Extracted records
____

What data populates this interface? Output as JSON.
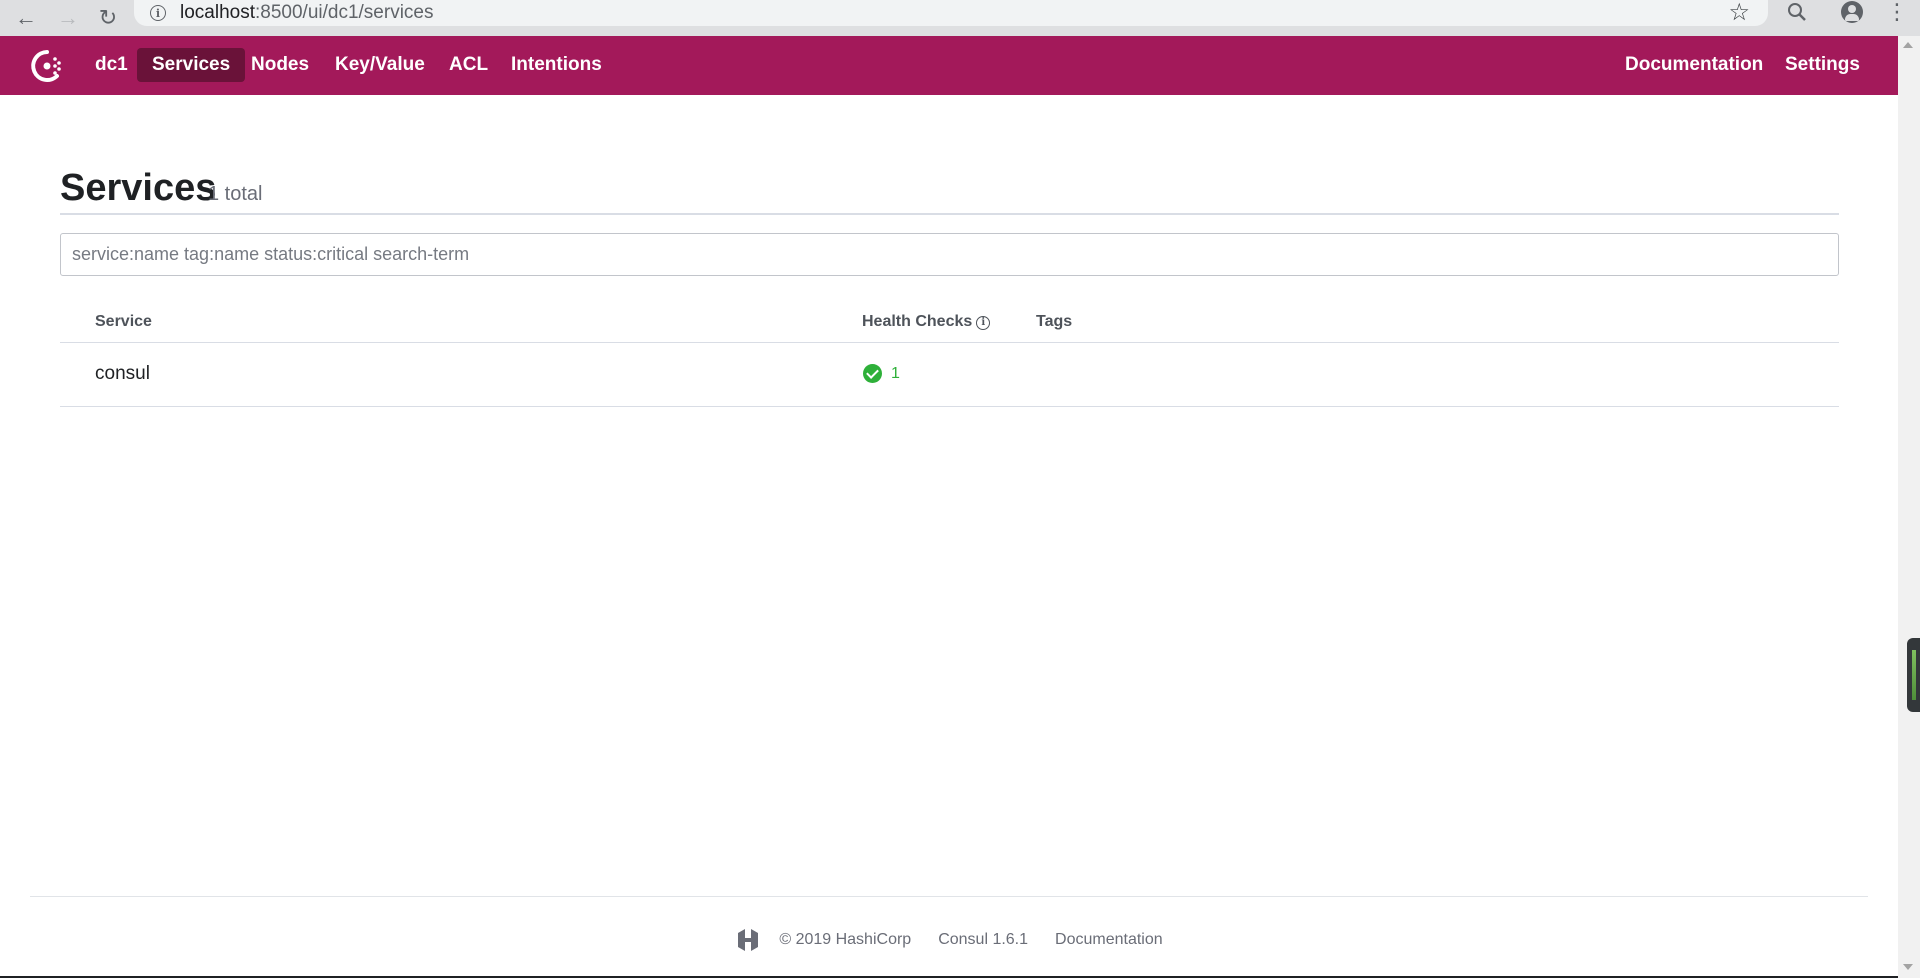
{
  "browser": {
    "url_host": "localhost",
    "url_path": ":8500/ui/dc1/services"
  },
  "header": {
    "datacenter": "dc1",
    "nav": {
      "services": "Services",
      "nodes": "Nodes",
      "key_value": "Key/Value",
      "acl": "ACL",
      "intentions": "Intentions",
      "documentation": "Documentation",
      "settings": "Settings"
    },
    "brand_color": "#a3195a",
    "active_color": "#6a1239"
  },
  "page": {
    "title": "Services",
    "count": "1 total"
  },
  "search": {
    "placeholder": "service:name tag:name status:critical search-term",
    "value": ""
  },
  "table": {
    "headers": {
      "service": "Service",
      "health_checks": "Health Checks",
      "tags": "Tags"
    },
    "rows": [
      {
        "service": "consul",
        "health_passing": "1",
        "tags": ""
      }
    ],
    "passing_color": "#2eb039"
  },
  "footer": {
    "copyright": "© 2019 HashiCorp",
    "version": "Consul 1.6.1",
    "documentation": "Documentation"
  }
}
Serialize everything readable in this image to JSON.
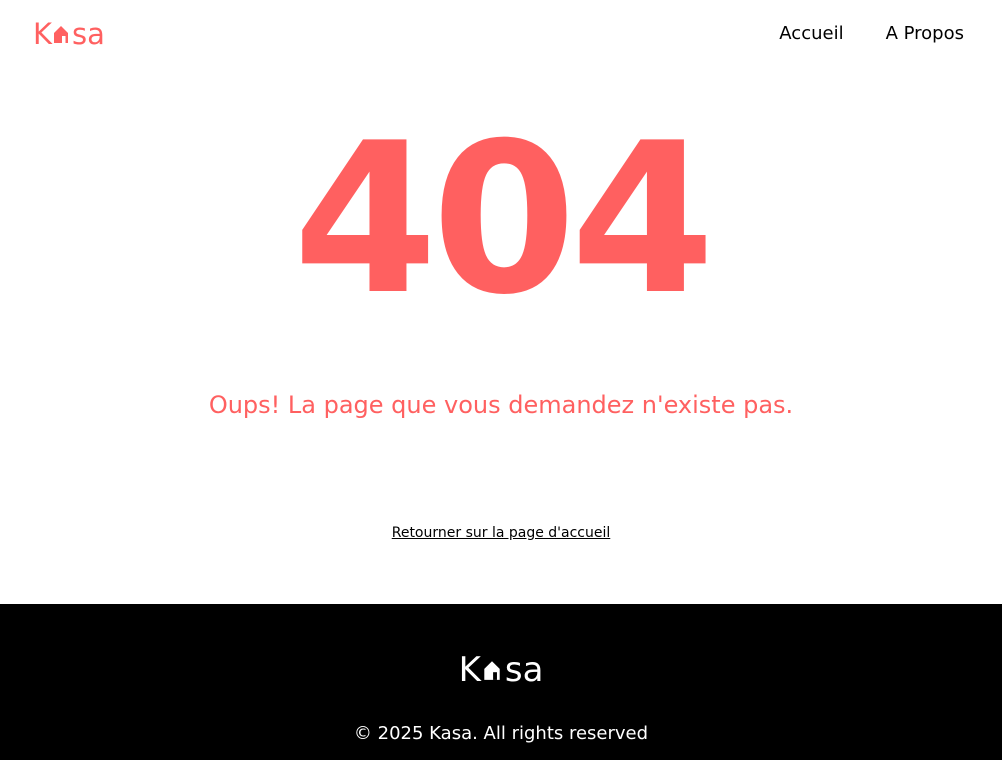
{
  "header": {
    "logo": {
      "letter_first": "K",
      "letters_rest": "sa",
      "icon": "house-icon",
      "color": "#FF6060"
    },
    "nav": {
      "home_label": "Accueil",
      "about_label": "A Propos"
    }
  },
  "main": {
    "error_code": "404",
    "error_message": "Oups! La page que vous demandez n'existe pas.",
    "home_link_label": "Retourner sur la page d'accueil",
    "accent_color": "#FF6060"
  },
  "footer": {
    "logo": {
      "letter_first": "K",
      "letters_rest": "sa",
      "icon": "house-icon",
      "color": "#FFFFFF"
    },
    "copyright": "© 2025 Kasa. All rights reserved",
    "background": "#000000"
  }
}
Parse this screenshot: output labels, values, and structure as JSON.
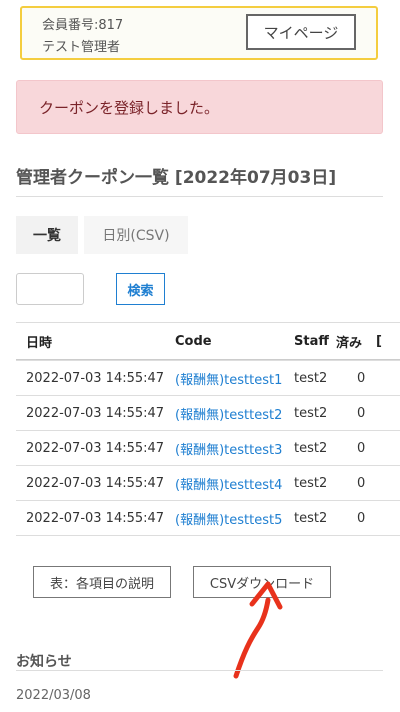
{
  "member": {
    "number": "会員番号:817",
    "name": "テスト管理者",
    "mypage_label": "マイページ"
  },
  "alert": {
    "message": "クーポンを登録しました。"
  },
  "page": {
    "title": "管理者クーポン一覧 [2022年07月03日]"
  },
  "tabs": [
    {
      "label": "一覧",
      "active": true
    },
    {
      "label": "日別(CSV)",
      "active": false
    }
  ],
  "search": {
    "value": "",
    "button_label": "検索"
  },
  "table": {
    "headers": [
      "日時",
      "Code",
      "Staff",
      "済み",
      "["
    ],
    "rows": [
      {
        "datetime": "2022-07-03 14:55:47",
        "code": "(報酬無)testtest1",
        "staff": "test2",
        "done": "0"
      },
      {
        "datetime": "2022-07-03 14:55:47",
        "code": "(報酬無)testtest2",
        "staff": "test2",
        "done": "0"
      },
      {
        "datetime": "2022-07-03 14:55:47",
        "code": "(報酬無)testtest3",
        "staff": "test2",
        "done": "0"
      },
      {
        "datetime": "2022-07-03 14:55:47",
        "code": "(報酬無)testtest4",
        "staff": "test2",
        "done": "0"
      },
      {
        "datetime": "2022-07-03 14:55:47",
        "code": "(報酬無)testtest5",
        "staff": "test2",
        "done": "0"
      }
    ]
  },
  "actions": {
    "description_label": "表：各項目の説明",
    "csv_download_label": "CSVダウンロード"
  },
  "news": {
    "title": "お知らせ",
    "date": "2022/03/08"
  },
  "annotation": {
    "arrow_color": "#e8321c"
  }
}
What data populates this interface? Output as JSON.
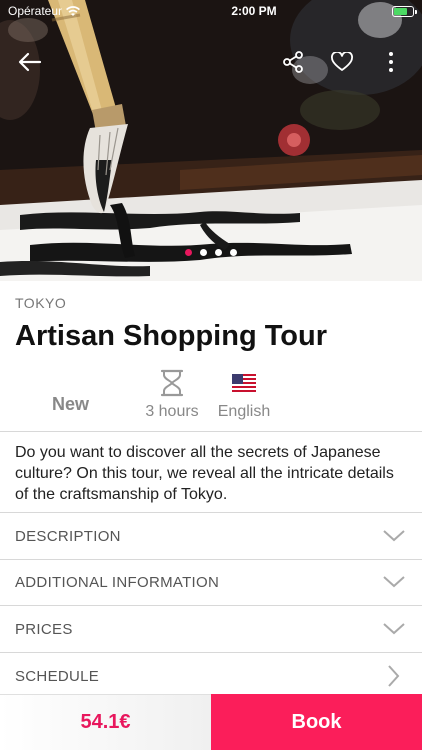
{
  "status_bar": {
    "carrier": "Opérateur",
    "time": "2:00 PM"
  },
  "hero": {
    "image_description_icon": "calligraphy-brush-photo",
    "carousel_pages": 4,
    "carousel_active_index": 0
  },
  "tour": {
    "city": "TOKYO",
    "title": "Artisan Shopping Tour",
    "badge": "New",
    "duration": "3 hours",
    "language": "English",
    "description": "Do you want to discover all the secrets of Japanese culture? On this tour, we reveal all the intricate details of the craftsmanship of Tokyo."
  },
  "sections": [
    {
      "label": "DESCRIPTION",
      "icon": "chevron-down-icon"
    },
    {
      "label": "ADDITIONAL INFORMATION",
      "icon": "chevron-down-icon"
    },
    {
      "label": "PRICES",
      "icon": "chevron-down-icon"
    },
    {
      "label": "SCHEDULE",
      "icon": "chevron-right-icon"
    }
  ],
  "booking": {
    "price": "54.1€",
    "book_label": "Book"
  },
  "colors": {
    "accent": "#fb1e5a",
    "price_text": "#e8175d"
  }
}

____

**GOAL OF THE EXERCISE:**
Strip out the pictures and quote the remaining data word for word.

**ANSWER TO THIS TASK:**
What data populates this interface? Output as JSON.
{
  "browser": {
    "url_host": "localhost",
    "url_path": ":8500/ui/dc1/services"
  },
  "header": {
    "datacenter": "dc1",
    "nav": {
      "services": "Services",
      "nodes": "Nodes",
      "key_value": "Key/Value",
      "acl": "ACL",
      "intentions": "Intentions",
      "documentation": "Documentation",
      "settings": "Settings"
    },
    "brand_color": "#a3195a",
    "active_color": "#6a1239"
  },
  "page": {
    "title": "Services",
    "count": "1 total"
  },
  "search": {
    "placeholder": "service:name tag:name status:critical search-term",
    "value": ""
  },
  "table": {
    "headers": {
      "service": "Service",
      "health_checks": "Health Checks",
      "tags": "Tags"
    },
    "rows": [
      {
        "service": "consul",
        "health_passing": "1",
        "tags": ""
      }
    ],
    "passing_color": "#2eb039"
  },
  "footer": {
    "copyright": "© 2019 HashiCorp",
    "version": "Consul 1.6.1",
    "documentation": "Documentation"
  }
}
Serialize everything readable in this image to JSON.
{
  "header": {
    "logo": {
      "letter_first": "K",
      "letters_rest": "sa",
      "icon": "house-icon",
      "color": "#FF6060"
    },
    "nav": {
      "home_label": "Accueil",
      "about_label": "A Propos"
    }
  },
  "main": {
    "error_code": "404",
    "error_message": "Oups! La page que vous demandez n'existe pas.",
    "home_link_label": "Retourner sur la page d'accueil",
    "accent_color": "#FF6060"
  },
  "footer": {
    "logo": {
      "letter_first": "K",
      "letters_rest": "sa",
      "icon": "house-icon",
      "color": "#FFFFFF"
    },
    "copyright": "© 2025 Kasa. All rights reserved",
    "background": "#000000"
  }
}
Parse this screenshot: output labels, values, and structure as JSON.
{
  "member": {
    "number": "会員番号:817",
    "name": "テスト管理者",
    "mypage_label": "マイページ"
  },
  "alert": {
    "message": "クーポンを登録しました。"
  },
  "page": {
    "title": "管理者クーポン一覧 [2022年07月03日]"
  },
  "tabs": [
    {
      "label": "一覧",
      "active": true
    },
    {
      "label": "日別(CSV)",
      "active": false
    }
  ],
  "search": {
    "value": "",
    "button_label": "検索"
  },
  "table": {
    "headers": [
      "日時",
      "Code",
      "Staff",
      "済み",
      "["
    ],
    "rows": [
      {
        "datetime": "2022-07-03 14:55:47",
        "code": "(報酬無)testtest1",
        "staff": "test2",
        "done": "0"
      },
      {
        "datetime": "2022-07-03 14:55:47",
        "code": "(報酬無)testtest2",
        "staff": "test2",
        "done": "0"
      },
      {
        "datetime": "2022-07-03 14:55:47",
        "code": "(報酬無)testtest3",
        "staff": "test2",
        "done": "0"
      },
      {
        "datetime": "2022-07-03 14:55:47",
        "code": "(報酬無)testtest4",
        "staff": "test2",
        "done": "0"
      },
      {
        "datetime": "2022-07-03 14:55:47",
        "code": "(報酬無)testtest5",
        "staff": "test2",
        "done": "0"
      }
    ]
  },
  "actions": {
    "description_label": "表：各項目の説明",
    "csv_download_label": "CSVダウンロード"
  },
  "news": {
    "title": "お知らせ",
    "date": "2022/03/08"
  },
  "annotation": {
    "arrow_color": "#e8321c"
  }
}
What data populates this interface? Output as JSON.
{
  "status_bar": {
    "carrier": "Opérateur",
    "time": "2:00 PM"
  },
  "hero": {
    "image_description_icon": "calligraphy-brush-photo",
    "carousel_pages": 4,
    "carousel_active_index": 0
  },
  "tour": {
    "city": "TOKYO",
    "title": "Artisan Shopping Tour",
    "badge": "New",
    "duration": "3 hours",
    "language": "English",
    "description": "Do you want to discover all the secrets of Japanese culture? On this tour, we reveal all the intricate details of the craftsmanship of Tokyo."
  },
  "sections": [
    {
      "label": "DESCRIPTION",
      "icon": "chevron-down-icon"
    },
    {
      "label": "ADDITIONAL INFORMATION",
      "icon": "chevron-down-icon"
    },
    {
      "label": "PRICES",
      "icon": "chevron-down-icon"
    },
    {
      "label": "SCHEDULE",
      "icon": "chevron-right-icon"
    }
  ],
  "booking": {
    "price": "54.1€",
    "book_label": "Book"
  },
  "colors": {
    "accent": "#fb1e5a",
    "price_text": "#e8175d"
  }
}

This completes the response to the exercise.